§ **Task details**: Lines containing the word "JSON" are to be counted; state their number and nothing further.

§ **Extracted material**:
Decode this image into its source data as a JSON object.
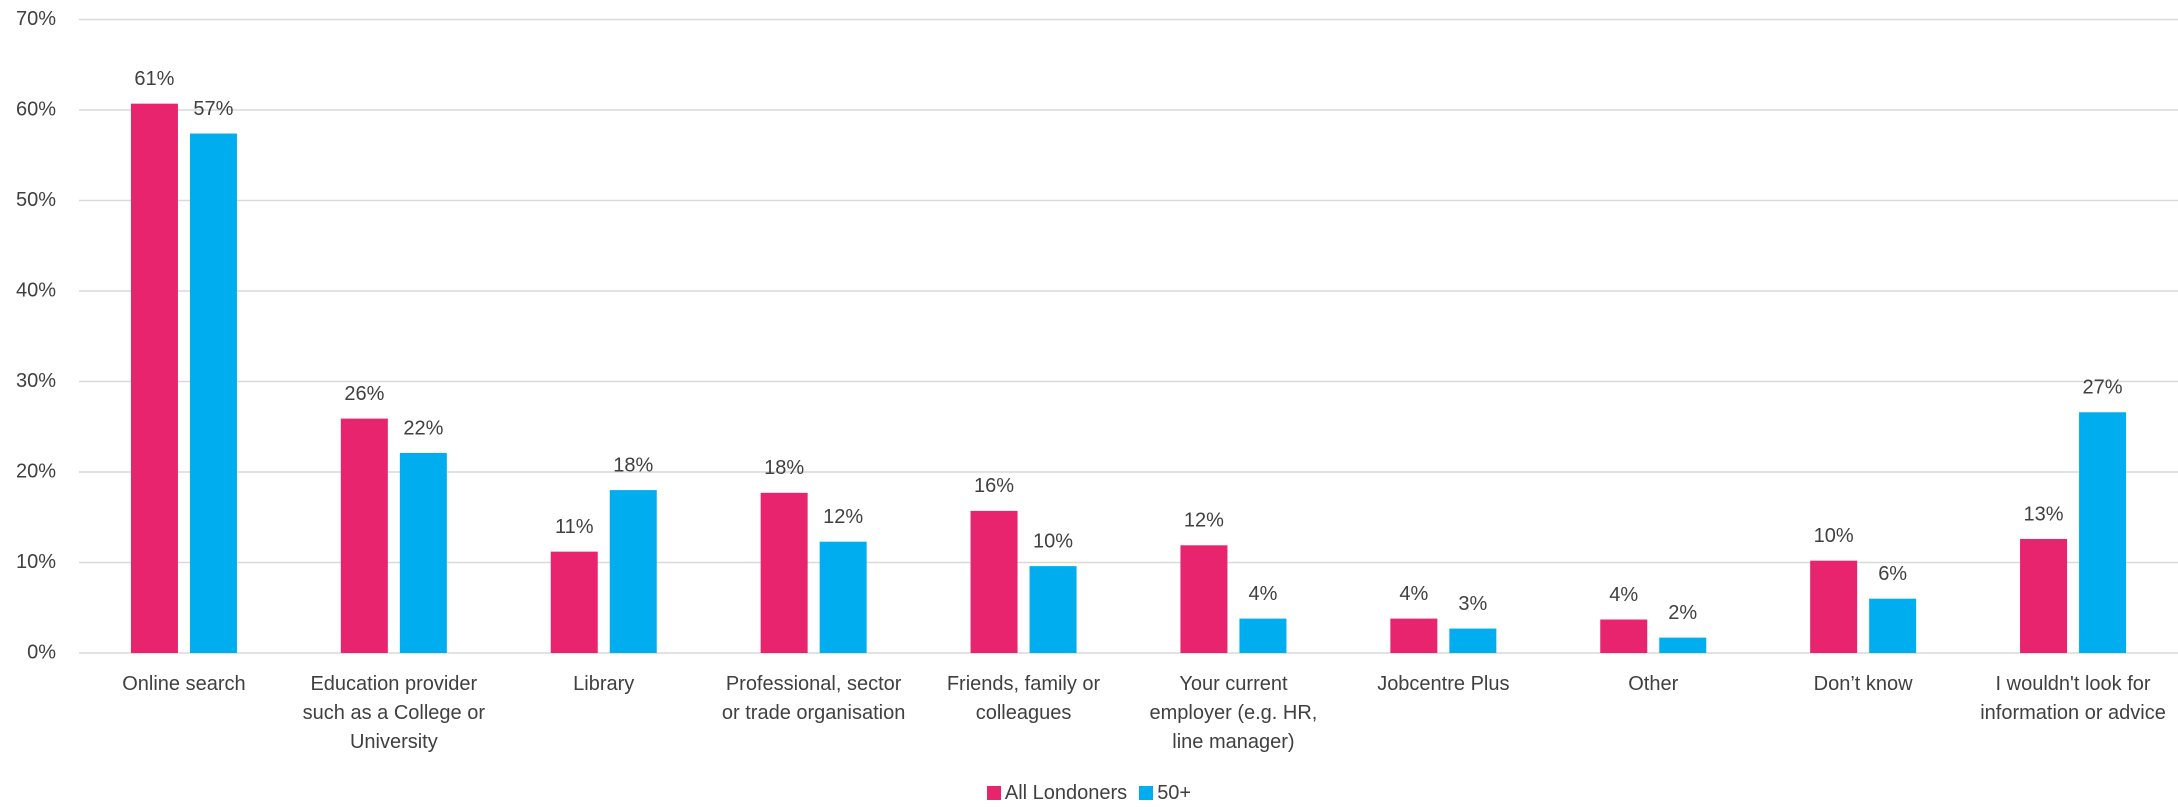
{
  "chart_data": {
    "type": "bar",
    "categories": [
      "Online search",
      "Education provider such as a College or University",
      "Library",
      "Professional, sector or trade organisation",
      "Friends, family or colleagues",
      "Your current employer (e.g. HR, line manager)",
      "Jobcentre Plus",
      "Other",
      "Don’t know",
      "I wouldn't look for information or advice"
    ],
    "series": [
      {
        "name": "All Londoners",
        "color": "#e8246f",
        "values": [
          60.7,
          25.9,
          11.2,
          17.7,
          15.7,
          11.9,
          3.8,
          3.7,
          10.2,
          12.6
        ],
        "value_labels": [
          "61%",
          "26%",
          "11%",
          "18%",
          "16%",
          "12%",
          "4%",
          "4%",
          "10%",
          "13%"
        ]
      },
      {
        "name": "50+",
        "color": "#00aeef",
        "values": [
          57.4,
          22.1,
          18.0,
          12.3,
          9.6,
          3.8,
          2.7,
          1.7,
          6.0,
          26.6
        ],
        "value_labels": [
          "57%",
          "22%",
          "18%",
          "12%",
          "10%",
          "4%",
          "3%",
          "2%",
          "6%",
          "27%"
        ]
      }
    ],
    "ylim": [
      0,
      70
    ],
    "yticks": [
      {
        "value": 0,
        "label": "0%"
      },
      {
        "value": 10,
        "label": "10%"
      },
      {
        "value": 20,
        "label": "20%"
      },
      {
        "value": 30,
        "label": "30%"
      },
      {
        "value": 40,
        "label": "40%"
      },
      {
        "value": 50,
        "label": "50%"
      },
      {
        "value": 60,
        "label": "60%"
      },
      {
        "value": 70,
        "label": "70%"
      }
    ],
    "grid": true,
    "legend": "bottom"
  }
}
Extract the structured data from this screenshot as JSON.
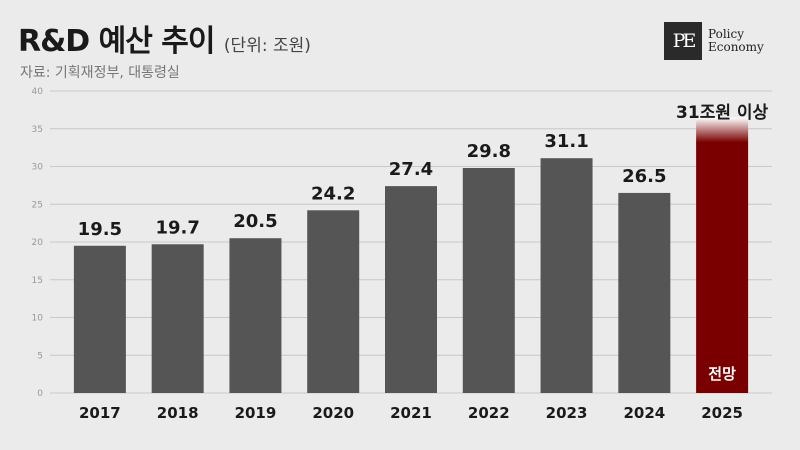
{
  "header": {
    "title": "R&D 예산 추이",
    "unit": "(단위: 조원)",
    "source": "자료: 기획재정부, 대통령실"
  },
  "logo": {
    "mark": "PE",
    "line1": "Policy",
    "line2": "Economy"
  },
  "chart_data": {
    "type": "bar",
    "categories": [
      "2017",
      "2018",
      "2019",
      "2020",
      "2021",
      "2022",
      "2023",
      "2024",
      "2025"
    ],
    "values": [
      19.5,
      19.7,
      20.5,
      24.2,
      27.4,
      29.8,
      31.1,
      26.5,
      31
    ],
    "data_labels": [
      "19.5",
      "19.7",
      "20.5",
      "24.2",
      "27.4",
      "29.8",
      "31.1",
      "26.5",
      "31조원 이상"
    ],
    "y_ticks": [
      "0",
      "5",
      "10",
      "15",
      "20",
      "25",
      "30",
      "35",
      "40"
    ],
    "ylim": [
      0,
      40
    ],
    "grid": true,
    "forecast_label": "전망",
    "colors": {
      "bar": "#555555",
      "forecast": "#7a0000",
      "grid": "#c8c8c8"
    }
  }
}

§ **Written answer**: 2